→ Stated goal: Each entry that follows must be output without any deviation.
-- begin The data --
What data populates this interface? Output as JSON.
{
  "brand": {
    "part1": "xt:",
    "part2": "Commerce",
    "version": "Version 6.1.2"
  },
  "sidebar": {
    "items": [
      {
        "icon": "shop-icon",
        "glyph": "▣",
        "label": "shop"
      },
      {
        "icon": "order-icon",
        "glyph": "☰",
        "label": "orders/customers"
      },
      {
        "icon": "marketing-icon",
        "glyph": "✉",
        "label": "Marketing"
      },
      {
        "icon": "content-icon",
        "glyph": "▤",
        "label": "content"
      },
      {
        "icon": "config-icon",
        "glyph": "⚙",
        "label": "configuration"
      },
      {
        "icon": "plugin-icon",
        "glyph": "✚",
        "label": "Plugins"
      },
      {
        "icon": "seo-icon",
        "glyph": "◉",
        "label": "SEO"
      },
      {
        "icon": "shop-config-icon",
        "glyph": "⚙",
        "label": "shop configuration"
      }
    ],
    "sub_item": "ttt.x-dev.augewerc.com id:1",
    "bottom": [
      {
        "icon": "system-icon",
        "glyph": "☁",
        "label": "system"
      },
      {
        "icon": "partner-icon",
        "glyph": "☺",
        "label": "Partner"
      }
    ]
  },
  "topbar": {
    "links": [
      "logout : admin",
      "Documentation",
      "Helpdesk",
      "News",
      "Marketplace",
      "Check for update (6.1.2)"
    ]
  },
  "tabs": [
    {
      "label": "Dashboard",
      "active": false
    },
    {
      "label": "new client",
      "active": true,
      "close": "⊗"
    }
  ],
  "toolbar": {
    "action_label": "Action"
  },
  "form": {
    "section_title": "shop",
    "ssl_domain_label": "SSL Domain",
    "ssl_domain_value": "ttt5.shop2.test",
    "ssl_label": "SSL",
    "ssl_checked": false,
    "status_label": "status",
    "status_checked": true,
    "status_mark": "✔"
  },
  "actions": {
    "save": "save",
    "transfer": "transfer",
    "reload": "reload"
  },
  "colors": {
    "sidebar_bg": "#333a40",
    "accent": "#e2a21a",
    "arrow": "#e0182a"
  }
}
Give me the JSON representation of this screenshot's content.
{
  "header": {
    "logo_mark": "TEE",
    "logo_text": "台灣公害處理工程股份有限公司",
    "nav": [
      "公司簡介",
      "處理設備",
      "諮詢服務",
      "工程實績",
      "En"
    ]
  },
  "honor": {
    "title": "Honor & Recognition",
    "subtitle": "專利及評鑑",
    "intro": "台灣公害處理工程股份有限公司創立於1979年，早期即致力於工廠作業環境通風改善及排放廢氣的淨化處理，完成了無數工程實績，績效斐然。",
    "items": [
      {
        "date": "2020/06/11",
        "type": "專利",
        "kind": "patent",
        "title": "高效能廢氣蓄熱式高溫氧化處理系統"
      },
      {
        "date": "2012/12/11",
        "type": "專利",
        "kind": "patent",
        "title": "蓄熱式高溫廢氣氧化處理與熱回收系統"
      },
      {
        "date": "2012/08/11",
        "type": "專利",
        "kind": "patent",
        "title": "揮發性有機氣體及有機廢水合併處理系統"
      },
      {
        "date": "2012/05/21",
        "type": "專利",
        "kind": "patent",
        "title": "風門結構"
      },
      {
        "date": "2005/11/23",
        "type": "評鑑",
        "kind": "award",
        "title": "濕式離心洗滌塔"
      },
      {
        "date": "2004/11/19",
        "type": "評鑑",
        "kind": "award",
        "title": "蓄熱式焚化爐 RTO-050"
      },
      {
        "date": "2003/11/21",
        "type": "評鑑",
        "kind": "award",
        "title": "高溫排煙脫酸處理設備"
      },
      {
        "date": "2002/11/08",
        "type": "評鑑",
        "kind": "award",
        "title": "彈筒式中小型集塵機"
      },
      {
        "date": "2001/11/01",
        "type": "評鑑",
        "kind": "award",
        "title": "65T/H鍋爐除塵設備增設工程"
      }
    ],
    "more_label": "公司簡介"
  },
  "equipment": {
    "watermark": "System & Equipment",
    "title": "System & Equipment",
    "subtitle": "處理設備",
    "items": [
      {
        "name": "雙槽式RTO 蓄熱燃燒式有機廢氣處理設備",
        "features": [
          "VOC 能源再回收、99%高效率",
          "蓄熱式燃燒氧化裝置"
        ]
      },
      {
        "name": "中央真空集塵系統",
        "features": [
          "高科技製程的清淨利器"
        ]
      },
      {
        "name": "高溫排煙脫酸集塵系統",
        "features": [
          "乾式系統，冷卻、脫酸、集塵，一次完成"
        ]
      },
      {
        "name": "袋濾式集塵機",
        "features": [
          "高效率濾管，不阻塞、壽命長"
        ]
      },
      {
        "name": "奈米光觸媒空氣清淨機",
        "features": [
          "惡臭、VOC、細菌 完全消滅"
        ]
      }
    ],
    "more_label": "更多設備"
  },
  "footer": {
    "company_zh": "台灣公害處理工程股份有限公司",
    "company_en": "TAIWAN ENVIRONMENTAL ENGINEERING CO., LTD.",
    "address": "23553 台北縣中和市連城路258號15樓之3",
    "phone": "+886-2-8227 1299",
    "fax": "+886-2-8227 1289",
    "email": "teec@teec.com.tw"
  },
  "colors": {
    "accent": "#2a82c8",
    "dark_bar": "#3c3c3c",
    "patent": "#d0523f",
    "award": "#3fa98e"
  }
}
-- end The data --
→ Answer in full:
What data populates this interface? Output as JSON.
{
  "brand": {
    "part1": "xt:",
    "part2": "Commerce",
    "version": "Version 6.1.2"
  },
  "sidebar": {
    "items": [
      {
        "icon": "shop-icon",
        "glyph": "▣",
        "label": "shop"
      },
      {
        "icon": "order-icon",
        "glyph": "☰",
        "label": "orders/customers"
      },
      {
        "icon": "marketing-icon",
        "glyph": "✉",
        "label": "Marketing"
      },
      {
        "icon": "content-icon",
        "glyph": "▤",
        "label": "content"
      },
      {
        "icon": "config-icon",
        "glyph": "⚙",
        "label": "configuration"
      },
      {
        "icon": "plugin-icon",
        "glyph": "✚",
        "label": "Plugins"
      },
      {
        "icon": "seo-icon",
        "glyph": "◉",
        "label": "SEO"
      },
      {
        "icon": "shop-config-icon",
        "glyph": "⚙",
        "label": "shop configuration"
      }
    ],
    "sub_item": "ttt.x-dev.augewerc.com id:1",
    "bottom": [
      {
        "icon": "system-icon",
        "glyph": "☁",
        "label": "system"
      },
      {
        "icon": "partner-icon",
        "glyph": "☺",
        "label": "Partner"
      }
    ]
  },
  "topbar": {
    "links": [
      "logout : admin",
      "Documentation",
      "Helpdesk",
      "News",
      "Marketplace",
      "Check for update (6.1.2)"
    ]
  },
  "tabs": [
    {
      "label": "Dashboard",
      "active": false
    },
    {
      "label": "new client",
      "active": true,
      "close": "⊗"
    }
  ],
  "toolbar": {
    "action_label": "Action"
  },
  "form": {
    "section_title": "shop",
    "ssl_domain_label": "SSL Domain",
    "ssl_domain_value": "ttt5.shop2.test",
    "ssl_label": "SSL",
    "ssl_checked": false,
    "status_label": "status",
    "status_checked": true,
    "status_mark": "✔"
  },
  "actions": {
    "save": "save",
    "transfer": "transfer",
    "reload": "reload"
  },
  "colors": {
    "sidebar_bg": "#333a40",
    "accent": "#e2a21a",
    "arrow": "#e0182a"
  }
}
Give me the JSON representation of this screenshot's content.
{
  "header": {
    "logo_mark": "TEE",
    "logo_text": "台灣公害處理工程股份有限公司",
    "nav": [
      "公司簡介",
      "處理設備",
      "諮詢服務",
      "工程實績",
      "En"
    ]
  },
  "honor": {
    "title": "Honor & Recognition",
    "subtitle": "專利及評鑑",
    "intro": "台灣公害處理工程股份有限公司創立於1979年，早期即致力於工廠作業環境通風改善及排放廢氣的淨化處理，完成了無數工程實績，績效斐然。",
    "items": [
      {
        "date": "2020/06/11",
        "type": "專利",
        "kind": "patent",
        "title": "高效能廢氣蓄熱式高溫氧化處理系統"
      },
      {
        "date": "2012/12/11",
        "type": "專利",
        "kind": "patent",
        "title": "蓄熱式高溫廢氣氧化處理與熱回收系統"
      },
      {
        "date": "2012/08/11",
        "type": "專利",
        "kind": "patent",
        "title": "揮發性有機氣體及有機廢水合併處理系統"
      },
      {
        "date": "2012/05/21",
        "type": "專利",
        "kind": "patent",
        "title": "風門結構"
      },
      {
        "date": "2005/11/23",
        "type": "評鑑",
        "kind": "award",
        "title": "濕式離心洗滌塔"
      },
      {
        "date": "2004/11/19",
        "type": "評鑑",
        "kind": "award",
        "title": "蓄熱式焚化爐 RTO-050"
      },
      {
        "date": "2003/11/21",
        "type": "評鑑",
        "kind": "award",
        "title": "高溫排煙脫酸處理設備"
      },
      {
        "date": "2002/11/08",
        "type": "評鑑",
        "kind": "award",
        "title": "彈筒式中小型集塵機"
      },
      {
        "date": "2001/11/01",
        "type": "評鑑",
        "kind": "award",
        "title": "65T/H鍋爐除塵設備增設工程"
      }
    ],
    "more_label": "公司簡介"
  },
  "equipment": {
    "watermark": "System & Equipment",
    "title": "System & Equipment",
    "subtitle": "處理設備",
    "items": [
      {
        "name": "雙槽式RTO 蓄熱燃燒式有機廢氣處理設備",
        "features": [
          "VOC 能源再回收、99%高效率",
          "蓄熱式燃燒氧化裝置"
        ]
      },
      {
        "name": "中央真空集塵系統",
        "features": [
          "高科技製程的清淨利器"
        ]
      },
      {
        "name": "高溫排煙脫酸集塵系統",
        "features": [
          "乾式系統，冷卻、脫酸、集塵，一次完成"
        ]
      },
      {
        "name": "袋濾式集塵機",
        "features": [
          "高效率濾管，不阻塞、壽命長"
        ]
      },
      {
        "name": "奈米光觸媒空氣清淨機",
        "features": [
          "惡臭、VOC、細菌 完全消滅"
        ]
      }
    ],
    "more_label": "更多設備"
  },
  "footer": {
    "company_zh": "台灣公害處理工程股份有限公司",
    "company_en": "TAIWAN ENVIRONMENTAL ENGINEERING CO., LTD.",
    "address": "23553 台北縣中和市連城路258號15樓之3",
    "phone": "+886-2-8227 1299",
    "fax": "+886-2-8227 1289",
    "email": "teec@teec.com.tw"
  },
  "colors": {
    "accent": "#2a82c8",
    "dark_bar": "#3c3c3c",
    "patent": "#d0523f",
    "award": "#3fa98e"
  }
}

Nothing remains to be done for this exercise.